▸ Aim
Write the material out again, line by line, exactly as it is.

▸ Entries supplied
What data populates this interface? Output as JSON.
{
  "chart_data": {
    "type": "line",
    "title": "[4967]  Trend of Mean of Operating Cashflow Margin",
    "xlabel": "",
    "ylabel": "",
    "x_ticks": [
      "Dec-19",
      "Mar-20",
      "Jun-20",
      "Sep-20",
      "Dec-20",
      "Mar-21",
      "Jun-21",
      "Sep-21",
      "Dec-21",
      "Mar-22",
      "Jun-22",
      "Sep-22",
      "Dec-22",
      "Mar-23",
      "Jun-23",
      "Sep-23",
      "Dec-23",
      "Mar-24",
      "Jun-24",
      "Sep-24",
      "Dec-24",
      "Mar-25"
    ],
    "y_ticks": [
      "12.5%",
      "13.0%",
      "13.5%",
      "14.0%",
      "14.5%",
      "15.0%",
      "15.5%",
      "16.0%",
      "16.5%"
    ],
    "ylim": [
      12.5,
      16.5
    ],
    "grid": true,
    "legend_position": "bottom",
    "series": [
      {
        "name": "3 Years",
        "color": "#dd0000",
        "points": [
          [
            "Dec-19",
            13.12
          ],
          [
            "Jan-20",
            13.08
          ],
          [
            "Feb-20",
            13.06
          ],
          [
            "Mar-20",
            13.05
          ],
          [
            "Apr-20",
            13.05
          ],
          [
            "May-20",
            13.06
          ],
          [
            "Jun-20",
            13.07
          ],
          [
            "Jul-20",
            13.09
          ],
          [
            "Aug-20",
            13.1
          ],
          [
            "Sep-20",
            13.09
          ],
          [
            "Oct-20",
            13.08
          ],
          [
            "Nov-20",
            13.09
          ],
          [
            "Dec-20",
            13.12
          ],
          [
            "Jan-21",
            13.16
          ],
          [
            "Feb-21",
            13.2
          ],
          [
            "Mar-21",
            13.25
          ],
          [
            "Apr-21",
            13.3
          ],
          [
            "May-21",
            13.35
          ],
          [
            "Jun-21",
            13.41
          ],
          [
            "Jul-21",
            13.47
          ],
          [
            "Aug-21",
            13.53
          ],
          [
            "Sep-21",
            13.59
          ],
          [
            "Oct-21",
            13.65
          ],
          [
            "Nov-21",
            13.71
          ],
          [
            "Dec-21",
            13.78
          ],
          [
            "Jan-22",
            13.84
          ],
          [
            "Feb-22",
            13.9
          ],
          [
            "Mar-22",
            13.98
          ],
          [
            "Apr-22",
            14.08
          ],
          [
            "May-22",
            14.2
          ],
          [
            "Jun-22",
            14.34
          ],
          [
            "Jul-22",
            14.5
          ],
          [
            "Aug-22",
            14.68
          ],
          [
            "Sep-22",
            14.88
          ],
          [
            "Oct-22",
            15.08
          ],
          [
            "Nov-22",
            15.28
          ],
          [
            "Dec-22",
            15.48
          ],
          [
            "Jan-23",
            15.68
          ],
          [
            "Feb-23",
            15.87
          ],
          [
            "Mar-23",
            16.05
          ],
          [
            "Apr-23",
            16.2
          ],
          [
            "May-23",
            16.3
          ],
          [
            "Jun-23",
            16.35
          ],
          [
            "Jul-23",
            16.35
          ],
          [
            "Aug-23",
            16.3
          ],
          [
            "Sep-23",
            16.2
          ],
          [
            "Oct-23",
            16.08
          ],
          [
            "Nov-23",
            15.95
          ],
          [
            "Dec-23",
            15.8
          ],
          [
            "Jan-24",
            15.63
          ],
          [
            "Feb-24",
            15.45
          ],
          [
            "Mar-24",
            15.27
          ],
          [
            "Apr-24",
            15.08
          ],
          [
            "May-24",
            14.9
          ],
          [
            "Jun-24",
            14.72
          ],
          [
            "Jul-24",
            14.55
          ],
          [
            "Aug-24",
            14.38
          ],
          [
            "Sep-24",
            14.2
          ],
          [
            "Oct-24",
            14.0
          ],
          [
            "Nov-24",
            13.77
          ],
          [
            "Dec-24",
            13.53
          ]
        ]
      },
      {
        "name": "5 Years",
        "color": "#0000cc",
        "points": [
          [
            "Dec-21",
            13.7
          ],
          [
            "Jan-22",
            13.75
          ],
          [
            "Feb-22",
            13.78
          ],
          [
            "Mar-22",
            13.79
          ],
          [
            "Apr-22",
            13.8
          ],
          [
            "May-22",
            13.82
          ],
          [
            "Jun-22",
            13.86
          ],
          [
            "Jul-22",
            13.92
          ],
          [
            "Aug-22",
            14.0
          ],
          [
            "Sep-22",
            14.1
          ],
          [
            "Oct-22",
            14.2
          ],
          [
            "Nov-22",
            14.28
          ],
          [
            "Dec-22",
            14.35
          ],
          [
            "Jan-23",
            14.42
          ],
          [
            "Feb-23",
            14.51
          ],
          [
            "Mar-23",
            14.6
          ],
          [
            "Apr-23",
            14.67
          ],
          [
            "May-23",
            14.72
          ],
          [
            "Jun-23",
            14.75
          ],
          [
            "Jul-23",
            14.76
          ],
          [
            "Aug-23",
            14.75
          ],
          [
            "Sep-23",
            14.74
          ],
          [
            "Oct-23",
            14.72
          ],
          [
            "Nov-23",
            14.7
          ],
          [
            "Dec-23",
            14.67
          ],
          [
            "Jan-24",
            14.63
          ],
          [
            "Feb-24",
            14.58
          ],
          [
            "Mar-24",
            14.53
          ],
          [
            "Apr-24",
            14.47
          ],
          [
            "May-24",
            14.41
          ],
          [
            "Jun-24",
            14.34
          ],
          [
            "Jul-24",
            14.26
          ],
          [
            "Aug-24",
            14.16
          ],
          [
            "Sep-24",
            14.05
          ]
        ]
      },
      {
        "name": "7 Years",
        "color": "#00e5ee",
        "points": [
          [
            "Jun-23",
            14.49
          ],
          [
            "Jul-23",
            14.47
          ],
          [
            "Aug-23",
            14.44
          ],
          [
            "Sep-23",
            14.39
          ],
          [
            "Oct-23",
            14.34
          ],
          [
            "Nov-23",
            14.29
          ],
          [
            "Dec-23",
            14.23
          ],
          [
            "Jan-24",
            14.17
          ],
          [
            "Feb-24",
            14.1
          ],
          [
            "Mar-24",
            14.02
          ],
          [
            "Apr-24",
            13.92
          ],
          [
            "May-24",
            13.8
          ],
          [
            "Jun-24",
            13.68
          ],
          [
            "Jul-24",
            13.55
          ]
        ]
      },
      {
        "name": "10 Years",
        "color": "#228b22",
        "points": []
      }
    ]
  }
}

▸ Written answer
What data populates this interface? Output as JSON.
{
  "chart_data": {
    "type": "line",
    "title": "[4967]  Trend of Mean of Operating Cashflow Margin",
    "xlabel": "",
    "ylabel": "",
    "x_ticks": [
      "Dec-19",
      "Mar-20",
      "Jun-20",
      "Sep-20",
      "Dec-20",
      "Mar-21",
      "Jun-21",
      "Sep-21",
      "Dec-21",
      "Mar-22",
      "Jun-22",
      "Sep-22",
      "Dec-22",
      "Mar-23",
      "Jun-23",
      "Sep-23",
      "Dec-23",
      "Mar-24",
      "Jun-24",
      "Sep-24",
      "Dec-24",
      "Mar-25"
    ],
    "y_ticks": [
      "12.5%",
      "13.0%",
      "13.5%",
      "14.0%",
      "14.5%",
      "15.0%",
      "15.5%",
      "16.0%",
      "16.5%"
    ],
    "ylim": [
      12.5,
      16.5
    ],
    "grid": true,
    "legend_position": "bottom",
    "series": [
      {
        "name": "3 Years",
        "color": "#dd0000",
        "points": [
          [
            "Dec-19",
            13.12
          ],
          [
            "Jan-20",
            13.08
          ],
          [
            "Feb-20",
            13.06
          ],
          [
            "Mar-20",
            13.05
          ],
          [
            "Apr-20",
            13.05
          ],
          [
            "May-20",
            13.06
          ],
          [
            "Jun-20",
            13.07
          ],
          [
            "Jul-20",
            13.09
          ],
          [
            "Aug-20",
            13.1
          ],
          [
            "Sep-20",
            13.09
          ],
          [
            "Oct-20",
            13.08
          ],
          [
            "Nov-20",
            13.09
          ],
          [
            "Dec-20",
            13.12
          ],
          [
            "Jan-21",
            13.16
          ],
          [
            "Feb-21",
            13.2
          ],
          [
            "Mar-21",
            13.25
          ],
          [
            "Apr-21",
            13.3
          ],
          [
            "May-21",
            13.35
          ],
          [
            "Jun-21",
            13.41
          ],
          [
            "Jul-21",
            13.47
          ],
          [
            "Aug-21",
            13.53
          ],
          [
            "Sep-21",
            13.59
          ],
          [
            "Oct-21",
            13.65
          ],
          [
            "Nov-21",
            13.71
          ],
          [
            "Dec-21",
            13.78
          ],
          [
            "Jan-22",
            13.84
          ],
          [
            "Feb-22",
            13.9
          ],
          [
            "Mar-22",
            13.98
          ],
          [
            "Apr-22",
            14.08
          ],
          [
            "May-22",
            14.2
          ],
          [
            "Jun-22",
            14.34
          ],
          [
            "Jul-22",
            14.5
          ],
          [
            "Aug-22",
            14.68
          ],
          [
            "Sep-22",
            14.88
          ],
          [
            "Oct-22",
            15.08
          ],
          [
            "Nov-22",
            15.28
          ],
          [
            "Dec-22",
            15.48
          ],
          [
            "Jan-23",
            15.68
          ],
          [
            "Feb-23",
            15.87
          ],
          [
            "Mar-23",
            16.05
          ],
          [
            "Apr-23",
            16.2
          ],
          [
            "May-23",
            16.3
          ],
          [
            "Jun-23",
            16.35
          ],
          [
            "Jul-23",
            16.35
          ],
          [
            "Aug-23",
            16.3
          ],
          [
            "Sep-23",
            16.2
          ],
          [
            "Oct-23",
            16.08
          ],
          [
            "Nov-23",
            15.95
          ],
          [
            "Dec-23",
            15.8
          ],
          [
            "Jan-24",
            15.63
          ],
          [
            "Feb-24",
            15.45
          ],
          [
            "Mar-24",
            15.27
          ],
          [
            "Apr-24",
            15.08
          ],
          [
            "May-24",
            14.9
          ],
          [
            "Jun-24",
            14.72
          ],
          [
            "Jul-24",
            14.55
          ],
          [
            "Aug-24",
            14.38
          ],
          [
            "Sep-24",
            14.2
          ],
          [
            "Oct-24",
            14.0
          ],
          [
            "Nov-24",
            13.77
          ],
          [
            "Dec-24",
            13.53
          ]
        ]
      },
      {
        "name": "5 Years",
        "color": "#0000cc",
        "points": [
          [
            "Dec-21",
            13.7
          ],
          [
            "Jan-22",
            13.75
          ],
          [
            "Feb-22",
            13.78
          ],
          [
            "Mar-22",
            13.79
          ],
          [
            "Apr-22",
            13.8
          ],
          [
            "May-22",
            13.82
          ],
          [
            "Jun-22",
            13.86
          ],
          [
            "Jul-22",
            13.92
          ],
          [
            "Aug-22",
            14.0
          ],
          [
            "Sep-22",
            14.1
          ],
          [
            "Oct-22",
            14.2
          ],
          [
            "Nov-22",
            14.28
          ],
          [
            "Dec-22",
            14.35
          ],
          [
            "Jan-23",
            14.42
          ],
          [
            "Feb-23",
            14.51
          ],
          [
            "Mar-23",
            14.6
          ],
          [
            "Apr-23",
            14.67
          ],
          [
            "May-23",
            14.72
          ],
          [
            "Jun-23",
            14.75
          ],
          [
            "Jul-23",
            14.76
          ],
          [
            "Aug-23",
            14.75
          ],
          [
            "Sep-23",
            14.74
          ],
          [
            "Oct-23",
            14.72
          ],
          [
            "Nov-23",
            14.7
          ],
          [
            "Dec-23",
            14.67
          ],
          [
            "Jan-24",
            14.63
          ],
          [
            "Feb-24",
            14.58
          ],
          [
            "Mar-24",
            14.53
          ],
          [
            "Apr-24",
            14.47
          ],
          [
            "May-24",
            14.41
          ],
          [
            "Jun-24",
            14.34
          ],
          [
            "Jul-24",
            14.26
          ],
          [
            "Aug-24",
            14.16
          ],
          [
            "Sep-24",
            14.05
          ]
        ]
      },
      {
        "name": "7 Years",
        "color": "#00e5ee",
        "points": [
          [
            "Jun-23",
            14.49
          ],
          [
            "Jul-23",
            14.47
          ],
          [
            "Aug-23",
            14.44
          ],
          [
            "Sep-23",
            14.39
          ],
          [
            "Oct-23",
            14.34
          ],
          [
            "Nov-23",
            14.29
          ],
          [
            "Dec-23",
            14.23
          ],
          [
            "Jan-24",
            14.17
          ],
          [
            "Feb-24",
            14.1
          ],
          [
            "Mar-24",
            14.02
          ],
          [
            "Apr-24",
            13.92
          ],
          [
            "May-24",
            13.8
          ],
          [
            "Jun-24",
            13.68
          ],
          [
            "Jul-24",
            13.55
          ]
        ]
      },
      {
        "name": "10 Years",
        "color": "#228b22",
        "points": []
      }
    ]
  }
}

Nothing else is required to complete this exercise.